The problem
Everything in the listing should be restated word for word.

Records to use
+ + + + + + +

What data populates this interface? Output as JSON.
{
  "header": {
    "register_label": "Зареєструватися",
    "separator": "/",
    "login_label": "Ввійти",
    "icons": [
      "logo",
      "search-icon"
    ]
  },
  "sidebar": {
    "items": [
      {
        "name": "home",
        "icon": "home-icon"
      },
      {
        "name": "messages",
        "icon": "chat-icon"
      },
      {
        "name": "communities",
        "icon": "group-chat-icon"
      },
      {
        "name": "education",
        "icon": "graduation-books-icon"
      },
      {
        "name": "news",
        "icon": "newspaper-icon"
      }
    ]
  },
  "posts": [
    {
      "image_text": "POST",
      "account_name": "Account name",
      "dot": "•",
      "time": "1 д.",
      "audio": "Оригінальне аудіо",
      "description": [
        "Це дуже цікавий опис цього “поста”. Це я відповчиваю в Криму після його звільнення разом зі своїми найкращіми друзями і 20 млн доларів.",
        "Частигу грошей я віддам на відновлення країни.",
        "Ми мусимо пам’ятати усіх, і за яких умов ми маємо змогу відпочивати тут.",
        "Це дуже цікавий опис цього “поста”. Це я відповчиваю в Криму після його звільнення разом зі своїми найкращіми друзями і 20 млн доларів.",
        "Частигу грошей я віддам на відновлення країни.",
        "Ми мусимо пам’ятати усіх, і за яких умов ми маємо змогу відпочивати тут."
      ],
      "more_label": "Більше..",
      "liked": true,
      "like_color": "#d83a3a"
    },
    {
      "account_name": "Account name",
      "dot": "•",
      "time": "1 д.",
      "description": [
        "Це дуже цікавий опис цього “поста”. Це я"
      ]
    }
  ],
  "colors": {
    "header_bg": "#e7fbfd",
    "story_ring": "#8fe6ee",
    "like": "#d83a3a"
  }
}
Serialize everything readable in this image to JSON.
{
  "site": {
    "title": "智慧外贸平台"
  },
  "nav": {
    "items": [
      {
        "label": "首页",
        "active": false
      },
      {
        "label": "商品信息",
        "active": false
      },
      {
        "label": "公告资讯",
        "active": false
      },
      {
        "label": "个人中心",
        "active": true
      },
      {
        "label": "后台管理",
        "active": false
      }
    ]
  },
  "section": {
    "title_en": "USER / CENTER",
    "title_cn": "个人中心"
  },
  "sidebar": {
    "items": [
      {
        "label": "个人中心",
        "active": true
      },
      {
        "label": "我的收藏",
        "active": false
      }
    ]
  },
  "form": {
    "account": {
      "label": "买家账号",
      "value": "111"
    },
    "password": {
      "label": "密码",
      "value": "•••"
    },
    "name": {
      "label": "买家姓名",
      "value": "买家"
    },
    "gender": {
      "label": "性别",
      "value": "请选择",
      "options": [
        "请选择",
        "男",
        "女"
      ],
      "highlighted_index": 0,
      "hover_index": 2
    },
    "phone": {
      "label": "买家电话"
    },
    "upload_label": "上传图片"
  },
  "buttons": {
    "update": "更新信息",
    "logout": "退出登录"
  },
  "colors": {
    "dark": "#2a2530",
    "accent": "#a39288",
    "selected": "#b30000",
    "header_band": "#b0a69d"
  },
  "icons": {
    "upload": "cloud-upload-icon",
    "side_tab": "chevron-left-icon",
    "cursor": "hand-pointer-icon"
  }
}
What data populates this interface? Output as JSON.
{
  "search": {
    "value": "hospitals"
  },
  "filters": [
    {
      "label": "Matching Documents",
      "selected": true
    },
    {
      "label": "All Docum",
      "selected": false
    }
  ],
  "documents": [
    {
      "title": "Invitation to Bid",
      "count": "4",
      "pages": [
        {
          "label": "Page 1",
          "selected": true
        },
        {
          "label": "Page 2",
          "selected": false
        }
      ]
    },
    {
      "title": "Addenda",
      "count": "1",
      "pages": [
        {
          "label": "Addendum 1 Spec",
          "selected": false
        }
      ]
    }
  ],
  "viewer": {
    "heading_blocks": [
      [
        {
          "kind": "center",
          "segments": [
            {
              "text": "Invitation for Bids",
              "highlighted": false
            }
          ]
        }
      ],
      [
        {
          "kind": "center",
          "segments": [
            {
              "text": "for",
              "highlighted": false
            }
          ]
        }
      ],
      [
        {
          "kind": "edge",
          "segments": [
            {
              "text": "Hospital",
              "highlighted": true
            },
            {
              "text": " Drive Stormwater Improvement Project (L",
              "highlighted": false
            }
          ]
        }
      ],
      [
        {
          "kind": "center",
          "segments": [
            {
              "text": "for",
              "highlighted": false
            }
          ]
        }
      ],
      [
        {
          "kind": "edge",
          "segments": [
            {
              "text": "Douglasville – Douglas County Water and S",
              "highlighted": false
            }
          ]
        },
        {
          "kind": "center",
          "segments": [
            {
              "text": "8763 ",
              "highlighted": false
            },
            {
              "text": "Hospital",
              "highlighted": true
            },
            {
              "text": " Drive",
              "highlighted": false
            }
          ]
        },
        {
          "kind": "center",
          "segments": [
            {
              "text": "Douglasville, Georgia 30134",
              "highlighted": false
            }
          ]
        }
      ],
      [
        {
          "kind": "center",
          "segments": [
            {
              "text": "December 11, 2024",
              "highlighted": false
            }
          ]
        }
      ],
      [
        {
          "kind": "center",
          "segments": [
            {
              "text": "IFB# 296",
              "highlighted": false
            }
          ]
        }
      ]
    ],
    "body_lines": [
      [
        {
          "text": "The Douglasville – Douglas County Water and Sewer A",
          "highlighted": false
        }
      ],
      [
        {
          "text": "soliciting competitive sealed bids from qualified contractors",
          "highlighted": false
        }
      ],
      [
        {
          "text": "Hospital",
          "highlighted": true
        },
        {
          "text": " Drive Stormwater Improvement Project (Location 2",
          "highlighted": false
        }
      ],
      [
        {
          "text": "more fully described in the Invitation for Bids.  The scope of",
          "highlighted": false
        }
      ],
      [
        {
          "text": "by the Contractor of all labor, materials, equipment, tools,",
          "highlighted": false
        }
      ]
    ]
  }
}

+ + + + + + +

Solved problem
What data populates this interface? Output as JSON.
{
  "header": {
    "register_label": "Зареєструватися",
    "separator": "/",
    "login_label": "Ввійти",
    "icons": [
      "logo",
      "search-icon"
    ]
  },
  "sidebar": {
    "items": [
      {
        "name": "home",
        "icon": "home-icon"
      },
      {
        "name": "messages",
        "icon": "chat-icon"
      },
      {
        "name": "communities",
        "icon": "group-chat-icon"
      },
      {
        "name": "education",
        "icon": "graduation-books-icon"
      },
      {
        "name": "news",
        "icon": "newspaper-icon"
      }
    ]
  },
  "posts": [
    {
      "image_text": "POST",
      "account_name": "Account name",
      "dot": "•",
      "time": "1 д.",
      "audio": "Оригінальне аудіо",
      "description": [
        "Це дуже цікавий опис цього “поста”. Це я відповчиваю в Криму після його звільнення разом зі своїми найкращіми друзями і 20 млн доларів.",
        "Частигу грошей я віддам на відновлення країни.",
        "Ми мусимо пам’ятати усіх, і за яких умов ми маємо змогу відпочивати тут.",
        "Це дуже цікавий опис цього “поста”. Це я відповчиваю в Криму після його звільнення разом зі своїми найкращіми друзями і 20 млн доларів.",
        "Частигу грошей я віддам на відновлення країни.",
        "Ми мусимо пам’ятати усіх, і за яких умов ми маємо змогу відпочивати тут."
      ],
      "more_label": "Більше..",
      "liked": true,
      "like_color": "#d83a3a"
    },
    {
      "account_name": "Account name",
      "dot": "•",
      "time": "1 д.",
      "description": [
        "Це дуже цікавий опис цього “поста”. Це я"
      ]
    }
  ],
  "colors": {
    "header_bg": "#e7fbfd",
    "story_ring": "#8fe6ee",
    "like": "#d83a3a"
  }
}
Serialize everything readable in this image to JSON.
{
  "site": {
    "title": "智慧外贸平台"
  },
  "nav": {
    "items": [
      {
        "label": "首页",
        "active": false
      },
      {
        "label": "商品信息",
        "active": false
      },
      {
        "label": "公告资讯",
        "active": false
      },
      {
        "label": "个人中心",
        "active": true
      },
      {
        "label": "后台管理",
        "active": false
      }
    ]
  },
  "section": {
    "title_en": "USER / CENTER",
    "title_cn": "个人中心"
  },
  "sidebar": {
    "items": [
      {
        "label": "个人中心",
        "active": true
      },
      {
        "label": "我的收藏",
        "active": false
      }
    ]
  },
  "form": {
    "account": {
      "label": "买家账号",
      "value": "111"
    },
    "password": {
      "label": "密码",
      "value": "•••"
    },
    "name": {
      "label": "买家姓名",
      "value": "买家"
    },
    "gender": {
      "label": "性别",
      "value": "请选择",
      "options": [
        "请选择",
        "男",
        "女"
      ],
      "highlighted_index": 0,
      "hover_index": 2
    },
    "phone": {
      "label": "买家电话"
    },
    "upload_label": "上传图片"
  },
  "buttons": {
    "update": "更新信息",
    "logout": "退出登录"
  },
  "colors": {
    "dark": "#2a2530",
    "accent": "#a39288",
    "selected": "#b30000",
    "header_band": "#b0a69d"
  },
  "icons": {
    "upload": "cloud-upload-icon",
    "side_tab": "chevron-left-icon",
    "cursor": "hand-pointer-icon"
  }
}
What data populates this interface? Output as JSON.
{
  "search": {
    "value": "hospitals"
  },
  "filters": [
    {
      "label": "Matching Documents",
      "selected": true
    },
    {
      "label": "All Docum",
      "selected": false
    }
  ],
  "documents": [
    {
      "title": "Invitation to Bid",
      "count": "4",
      "pages": [
        {
          "label": "Page 1",
          "selected": true
        },
        {
          "label": "Page 2",
          "selected": false
        }
      ]
    },
    {
      "title": "Addenda",
      "count": "1",
      "pages": [
        {
          "label": "Addendum 1 Spec",
          "selected": false
        }
      ]
    }
  ],
  "viewer": {
    "heading_blocks": [
      [
        {
          "kind": "center",
          "segments": [
            {
              "text": "Invitation for Bids",
              "highlighted": false
            }
          ]
        }
      ],
      [
        {
          "kind": "center",
          "segments": [
            {
              "text": "for",
              "highlighted": false
            }
          ]
        }
      ],
      [
        {
          "kind": "edge",
          "segments": [
            {
              "text": "Hospital",
              "highlighted": true
            },
            {
              "text": " Drive Stormwater Improvement Project (L",
              "highlighted": false
            }
          ]
        }
      ],
      [
        {
          "kind": "center",
          "segments": [
            {
              "text": "for",
              "highlighted": false
            }
          ]
        }
      ],
      [
        {
          "kind": "edge",
          "segments": [
            {
              "text": "Douglasville – Douglas County Water and S",
              "highlighted": false
            }
          ]
        },
        {
          "kind": "center",
          "segments": [
            {
              "text": "8763 ",
              "highlighted": false
            },
            {
              "text": "Hospital",
              "highlighted": true
            },
            {
              "text": " Drive",
              "highlighted": false
            }
          ]
        },
        {
          "kind": "center",
          "segments": [
            {
              "text": "Douglasville, Georgia 30134",
              "highlighted": false
            }
          ]
        }
      ],
      [
        {
          "kind": "center",
          "segments": [
            {
              "text": "December 11, 2024",
              "highlighted": false
            }
          ]
        }
      ],
      [
        {
          "kind": "center",
          "segments": [
            {
              "text": "IFB# 296",
              "highlighted": false
            }
          ]
        }
      ]
    ],
    "body_lines": [
      [
        {
          "text": "The Douglasville – Douglas County Water and Sewer A",
          "highlighted": false
        }
      ],
      [
        {
          "text": "soliciting competitive sealed bids from qualified contractors",
          "highlighted": false
        }
      ],
      [
        {
          "text": "Hospital",
          "highlighted": true
        },
        {
          "text": " Drive Stormwater Improvement Project (Location 2",
          "highlighted": false
        }
      ],
      [
        {
          "text": "more fully described in the Invitation for Bids.  The scope of",
          "highlighted": false
        }
      ],
      [
        {
          "text": "by the Contractor of all labor, materials, equipment, tools,",
          "highlighted": false
        }
      ]
    ]
  }
}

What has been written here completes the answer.